- [Short exercise]: Write out every line of the records below character for character, leaving out the pictures.

- [Working data]:
________

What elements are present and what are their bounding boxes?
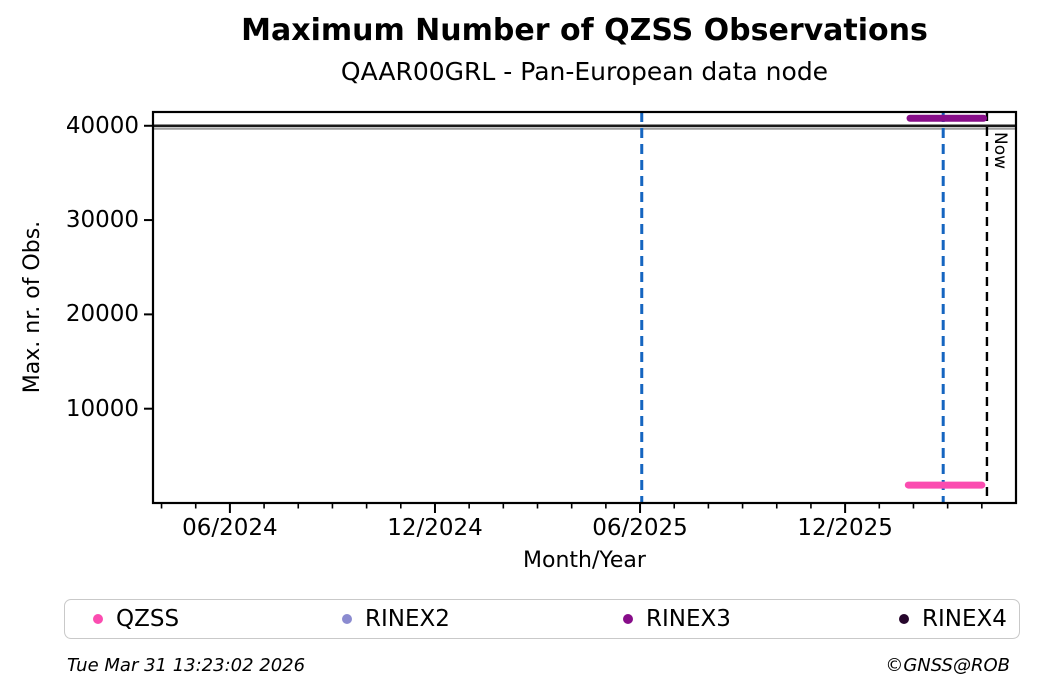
- legend-item-qzss: QZSS: [93, 600, 179, 638]
- x-tick-label: 06/2025: [592, 515, 688, 541]
- legend-item-rinex3: RINEX3: [623, 600, 731, 638]
- legend-label: RINEX2: [365, 606, 450, 632]
- rinex2-marker-icon: [342, 614, 352, 624]
- qzss-marker-icon: [93, 614, 103, 624]
- footer-credit: ©GNSS@ROB: [885, 655, 1010, 676]
- now-line-label: Now: [989, 132, 1010, 170]
- y-tick-label: 20000: [65, 301, 139, 328]
- legend-label: RINEX4: [922, 606, 1007, 632]
- rinex3-marker-icon: [623, 614, 633, 624]
- legend-label: QZSS: [116, 606, 180, 632]
- y-tick-label: 40000: [65, 112, 139, 139]
- chart-subtitle: QAAR00GRL - Pan-European data node: [340, 57, 829, 86]
- y-tick-label: 30000: [65, 207, 139, 234]
- x-axis-label: Month/Year: [523, 548, 646, 573]
- legend: QZSS RINEX2 RINEX3 RINEX4: [64, 599, 1020, 639]
- x-tick-label: 12/2025: [797, 515, 893, 541]
- x-tick-label: 06/2024: [182, 515, 278, 541]
- legend-item-rinex2: RINEX2: [342, 600, 450, 638]
- plot-frame: [151, 110, 1018, 505]
- legend-item-rinex4: RINEX4: [899, 600, 1007, 638]
- x-tick-label: 12/2024: [387, 515, 483, 541]
- rinex4-marker-icon: [899, 614, 909, 624]
- chart-title: Maximum Number of QZSS Observations: [241, 13, 928, 48]
- y-tick-label: 10000: [65, 395, 139, 422]
- legend-label: RINEX3: [646, 606, 731, 632]
- footer-timestamp: Tue Mar 31 13:23:02 2026: [67, 655, 306, 676]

________

- [Expected output]:
What elements are present and what are their bounding boxes?
- legend-item-qzss: QZSS: [93, 600, 179, 638]
- x-tick-label: 06/2025: [592, 515, 688, 541]
- legend-item-rinex3: RINEX3: [623, 600, 731, 638]
- legend-label: RINEX2: [365, 606, 450, 632]
- rinex2-marker-icon: [342, 614, 352, 624]
- qzss-marker-icon: [93, 614, 103, 624]
- footer-credit: ©GNSS@ROB: [885, 655, 1010, 676]
- now-line-label: Now: [989, 132, 1010, 170]
- y-tick-label: 20000: [65, 301, 139, 328]
- legend-label: RINEX4: [922, 606, 1007, 632]
- rinex3-marker-icon: [623, 614, 633, 624]
- legend-label: QZSS: [116, 606, 180, 632]
- y-tick-label: 40000: [65, 112, 139, 139]
- chart-subtitle: QAAR00GRL - Pan-European data node: [340, 57, 829, 86]
- y-tick-label: 30000: [65, 207, 139, 234]
- x-axis-label: Month/Year: [523, 548, 646, 573]
- legend: QZSS RINEX2 RINEX3 RINEX4: [64, 599, 1020, 639]
- x-tick-label: 12/2025: [797, 515, 893, 541]
- x-tick-label: 06/2024: [182, 515, 278, 541]
- legend-item-rinex2: RINEX2: [342, 600, 450, 638]
- plot-frame: [151, 110, 1018, 505]
- legend-item-rinex4: RINEX4: [899, 600, 1007, 638]
- x-tick-label: 12/2024: [387, 515, 483, 541]
- rinex4-marker-icon: [899, 614, 909, 624]
- chart-title: Maximum Number of QZSS Observations: [241, 13, 928, 48]
- y-tick-label: 10000: [65, 395, 139, 422]
- legend-label: RINEX3: [646, 606, 731, 632]
- footer-timestamp: Tue Mar 31 13:23:02 2026: [67, 655, 306, 676]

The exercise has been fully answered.